>> Begin THE DATA
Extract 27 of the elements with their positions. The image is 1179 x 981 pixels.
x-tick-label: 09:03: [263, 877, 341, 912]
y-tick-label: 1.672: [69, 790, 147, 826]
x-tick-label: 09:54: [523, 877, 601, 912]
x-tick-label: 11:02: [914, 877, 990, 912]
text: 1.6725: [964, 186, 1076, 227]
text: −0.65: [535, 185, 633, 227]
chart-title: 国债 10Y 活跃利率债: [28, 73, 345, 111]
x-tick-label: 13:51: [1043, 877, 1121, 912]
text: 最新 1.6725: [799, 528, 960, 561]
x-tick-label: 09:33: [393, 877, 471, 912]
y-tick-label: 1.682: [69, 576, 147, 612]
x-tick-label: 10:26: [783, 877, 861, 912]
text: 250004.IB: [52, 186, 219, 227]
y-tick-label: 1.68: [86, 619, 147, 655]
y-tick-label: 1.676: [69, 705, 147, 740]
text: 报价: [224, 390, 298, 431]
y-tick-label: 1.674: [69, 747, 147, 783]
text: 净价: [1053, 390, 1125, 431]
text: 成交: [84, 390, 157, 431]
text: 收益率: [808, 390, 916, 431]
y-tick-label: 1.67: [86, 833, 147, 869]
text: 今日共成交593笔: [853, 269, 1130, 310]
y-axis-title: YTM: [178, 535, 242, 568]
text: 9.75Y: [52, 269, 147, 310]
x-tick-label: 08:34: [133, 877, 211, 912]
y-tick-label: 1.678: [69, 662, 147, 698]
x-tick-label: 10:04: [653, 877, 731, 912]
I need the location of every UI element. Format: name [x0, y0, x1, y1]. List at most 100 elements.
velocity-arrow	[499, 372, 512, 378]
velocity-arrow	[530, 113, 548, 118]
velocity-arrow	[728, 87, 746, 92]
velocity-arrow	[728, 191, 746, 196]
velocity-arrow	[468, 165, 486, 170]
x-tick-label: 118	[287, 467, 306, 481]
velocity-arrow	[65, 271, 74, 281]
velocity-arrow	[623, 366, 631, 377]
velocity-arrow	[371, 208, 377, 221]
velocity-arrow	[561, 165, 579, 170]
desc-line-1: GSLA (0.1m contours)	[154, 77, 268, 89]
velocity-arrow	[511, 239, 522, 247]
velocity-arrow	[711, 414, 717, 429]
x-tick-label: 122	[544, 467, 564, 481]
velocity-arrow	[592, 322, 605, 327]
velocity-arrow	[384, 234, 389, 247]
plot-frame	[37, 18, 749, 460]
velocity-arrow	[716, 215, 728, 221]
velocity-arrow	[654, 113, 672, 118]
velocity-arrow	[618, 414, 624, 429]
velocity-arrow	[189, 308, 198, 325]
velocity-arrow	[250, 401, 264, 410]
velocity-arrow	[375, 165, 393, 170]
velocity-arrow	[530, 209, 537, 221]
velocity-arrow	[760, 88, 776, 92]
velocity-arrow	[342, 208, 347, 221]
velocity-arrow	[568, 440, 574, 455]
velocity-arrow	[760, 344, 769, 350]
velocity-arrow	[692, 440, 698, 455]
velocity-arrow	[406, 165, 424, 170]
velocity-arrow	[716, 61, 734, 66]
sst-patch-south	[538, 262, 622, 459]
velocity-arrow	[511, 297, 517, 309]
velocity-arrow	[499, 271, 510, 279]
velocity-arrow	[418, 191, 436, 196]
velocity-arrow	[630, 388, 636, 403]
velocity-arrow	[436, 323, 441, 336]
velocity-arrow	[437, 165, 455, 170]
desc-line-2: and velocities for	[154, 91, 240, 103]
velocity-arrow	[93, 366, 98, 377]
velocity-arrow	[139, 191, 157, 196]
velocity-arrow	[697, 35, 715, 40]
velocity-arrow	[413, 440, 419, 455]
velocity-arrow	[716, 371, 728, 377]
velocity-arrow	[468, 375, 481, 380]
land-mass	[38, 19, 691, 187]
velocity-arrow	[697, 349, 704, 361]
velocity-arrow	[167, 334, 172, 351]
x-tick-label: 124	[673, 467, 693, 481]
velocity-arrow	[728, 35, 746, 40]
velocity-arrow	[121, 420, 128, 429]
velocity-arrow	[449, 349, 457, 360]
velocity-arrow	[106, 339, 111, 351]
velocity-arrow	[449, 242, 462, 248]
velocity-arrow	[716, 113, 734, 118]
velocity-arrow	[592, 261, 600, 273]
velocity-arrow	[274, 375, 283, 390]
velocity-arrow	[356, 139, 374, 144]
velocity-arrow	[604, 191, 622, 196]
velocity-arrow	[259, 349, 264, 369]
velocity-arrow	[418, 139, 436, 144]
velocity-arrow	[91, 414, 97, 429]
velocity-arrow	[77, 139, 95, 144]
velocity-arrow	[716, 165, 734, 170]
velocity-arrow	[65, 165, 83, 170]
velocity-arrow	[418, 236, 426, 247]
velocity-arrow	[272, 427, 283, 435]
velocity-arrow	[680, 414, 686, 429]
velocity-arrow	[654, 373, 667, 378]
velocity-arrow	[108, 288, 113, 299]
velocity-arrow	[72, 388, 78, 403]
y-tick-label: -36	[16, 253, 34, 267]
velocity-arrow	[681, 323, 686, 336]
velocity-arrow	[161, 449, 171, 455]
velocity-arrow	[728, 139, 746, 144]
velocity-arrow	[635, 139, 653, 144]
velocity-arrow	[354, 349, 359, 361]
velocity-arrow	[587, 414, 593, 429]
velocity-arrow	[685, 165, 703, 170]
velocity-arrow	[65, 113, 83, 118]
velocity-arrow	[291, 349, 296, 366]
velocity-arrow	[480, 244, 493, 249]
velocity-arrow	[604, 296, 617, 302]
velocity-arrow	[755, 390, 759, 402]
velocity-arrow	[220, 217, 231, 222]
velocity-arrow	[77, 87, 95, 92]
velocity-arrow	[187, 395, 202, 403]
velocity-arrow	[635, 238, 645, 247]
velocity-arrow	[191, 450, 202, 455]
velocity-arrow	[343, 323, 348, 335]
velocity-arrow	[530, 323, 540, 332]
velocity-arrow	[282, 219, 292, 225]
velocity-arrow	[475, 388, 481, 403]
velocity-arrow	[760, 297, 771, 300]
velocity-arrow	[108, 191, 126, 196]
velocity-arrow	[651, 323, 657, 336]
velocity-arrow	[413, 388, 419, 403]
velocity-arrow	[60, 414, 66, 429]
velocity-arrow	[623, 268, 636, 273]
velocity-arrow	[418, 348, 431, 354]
>> End THE DATA
# WRITTEN INSTRUCTION
Copy the data from the start up to and including the line with "x-tick-label: 08:34: [133, 877, 211, 912]", swapping every "y-tick-label" for "y-axis-label" and leaving all else unchanged.

# THE COMPLETED TASK
Extract 27 of the elements with their positions. The image is 1179 x 981 pixels.
x-tick-label: 09:03: [263, 877, 341, 912]
y-axis-label: 1.672: [69, 790, 147, 826]
x-tick-label: 09:54: [523, 877, 601, 912]
x-tick-label: 11:02: [914, 877, 990, 912]
text: 1.6725: [964, 186, 1076, 227]
text: −0.65: [535, 185, 633, 227]
chart-title: 国债 10Y 活跃利率债: [28, 73, 345, 111]
x-tick-label: 13:51: [1043, 877, 1121, 912]
text: 最新 1.6725: [799, 528, 960, 561]
x-tick-label: 09:33: [393, 877, 471, 912]
y-axis-label: 1.682: [69, 576, 147, 612]
x-tick-label: 10:26: [783, 877, 861, 912]
text: 250004.IB: [52, 186, 219, 227]
y-axis-label: 1.68: [86, 619, 147, 655]
y-axis-label: 1.676: [69, 705, 147, 740]
text: 报价: [224, 390, 298, 431]
y-axis-label: 1.674: [69, 747, 147, 783]
text: 净价: [1053, 390, 1125, 431]
text: 成交: [84, 390, 157, 431]
text: 收益率: [808, 390, 916, 431]
y-axis-label: 1.67: [86, 833, 147, 869]
text: 今日共成交593笔: [853, 269, 1130, 310]
y-axis-title: YTM: [178, 535, 242, 568]
text: 9.75Y: [52, 269, 147, 310]
x-tick-label: 08:34: [133, 877, 211, 912]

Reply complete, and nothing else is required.